**Stated goal**
Report every line in the listing below where the string "Providing" shows up.

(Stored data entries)
---*---

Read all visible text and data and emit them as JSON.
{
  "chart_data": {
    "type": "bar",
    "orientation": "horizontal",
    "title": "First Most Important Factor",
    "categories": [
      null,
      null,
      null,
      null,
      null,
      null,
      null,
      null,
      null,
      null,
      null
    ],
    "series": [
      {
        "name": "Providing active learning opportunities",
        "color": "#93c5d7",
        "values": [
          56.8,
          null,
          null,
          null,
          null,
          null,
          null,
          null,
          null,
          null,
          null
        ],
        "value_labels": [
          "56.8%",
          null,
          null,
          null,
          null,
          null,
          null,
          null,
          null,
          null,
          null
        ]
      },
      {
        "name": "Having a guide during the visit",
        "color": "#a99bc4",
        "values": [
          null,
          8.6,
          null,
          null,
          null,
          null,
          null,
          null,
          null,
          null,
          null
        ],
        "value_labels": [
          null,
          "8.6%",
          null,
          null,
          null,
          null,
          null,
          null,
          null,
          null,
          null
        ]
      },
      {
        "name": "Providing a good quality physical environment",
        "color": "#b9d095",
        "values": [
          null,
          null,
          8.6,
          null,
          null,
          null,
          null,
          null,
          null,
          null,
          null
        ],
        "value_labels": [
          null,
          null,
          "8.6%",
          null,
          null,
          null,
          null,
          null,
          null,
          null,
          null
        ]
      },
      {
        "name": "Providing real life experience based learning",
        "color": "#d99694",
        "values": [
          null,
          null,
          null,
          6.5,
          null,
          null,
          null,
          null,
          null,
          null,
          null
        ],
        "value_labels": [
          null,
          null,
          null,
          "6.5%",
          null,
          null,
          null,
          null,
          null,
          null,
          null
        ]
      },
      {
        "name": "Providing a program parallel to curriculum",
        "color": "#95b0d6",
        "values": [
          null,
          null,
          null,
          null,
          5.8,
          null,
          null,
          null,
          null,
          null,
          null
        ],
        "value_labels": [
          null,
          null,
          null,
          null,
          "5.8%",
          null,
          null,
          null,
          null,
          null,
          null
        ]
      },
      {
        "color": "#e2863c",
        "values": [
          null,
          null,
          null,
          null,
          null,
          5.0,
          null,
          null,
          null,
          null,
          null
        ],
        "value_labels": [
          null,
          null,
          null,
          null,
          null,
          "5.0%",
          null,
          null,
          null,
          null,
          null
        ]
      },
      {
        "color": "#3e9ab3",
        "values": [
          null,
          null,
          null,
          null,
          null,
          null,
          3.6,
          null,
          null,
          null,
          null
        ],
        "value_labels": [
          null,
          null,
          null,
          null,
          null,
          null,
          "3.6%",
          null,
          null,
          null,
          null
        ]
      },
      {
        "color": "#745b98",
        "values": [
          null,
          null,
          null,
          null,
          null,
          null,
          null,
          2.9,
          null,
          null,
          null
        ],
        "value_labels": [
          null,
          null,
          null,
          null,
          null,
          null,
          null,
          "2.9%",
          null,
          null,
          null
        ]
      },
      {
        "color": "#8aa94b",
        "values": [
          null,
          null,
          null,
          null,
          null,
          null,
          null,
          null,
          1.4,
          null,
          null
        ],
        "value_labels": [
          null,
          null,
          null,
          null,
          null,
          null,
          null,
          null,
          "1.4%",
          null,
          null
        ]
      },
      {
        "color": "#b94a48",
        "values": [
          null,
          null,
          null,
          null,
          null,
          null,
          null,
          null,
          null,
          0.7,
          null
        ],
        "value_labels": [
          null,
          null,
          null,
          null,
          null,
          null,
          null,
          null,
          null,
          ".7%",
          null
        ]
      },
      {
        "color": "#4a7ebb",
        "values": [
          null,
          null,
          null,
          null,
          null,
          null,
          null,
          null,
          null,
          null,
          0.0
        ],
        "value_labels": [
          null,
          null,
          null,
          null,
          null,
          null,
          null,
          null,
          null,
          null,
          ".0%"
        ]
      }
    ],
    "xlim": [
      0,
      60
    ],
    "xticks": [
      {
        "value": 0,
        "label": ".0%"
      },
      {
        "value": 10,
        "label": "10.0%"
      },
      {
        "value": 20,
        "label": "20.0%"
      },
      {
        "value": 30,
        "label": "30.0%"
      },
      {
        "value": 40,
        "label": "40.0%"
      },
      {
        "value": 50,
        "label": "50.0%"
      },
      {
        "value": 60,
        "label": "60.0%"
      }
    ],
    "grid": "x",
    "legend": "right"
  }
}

---*---

**Exercise output**
        "name": "Providing active learning opportunities",
        "name": "Providing a good quality physical environment",
        "name": "Providing real life experience based learning",
        "name": "Providing a program parallel to curriculum",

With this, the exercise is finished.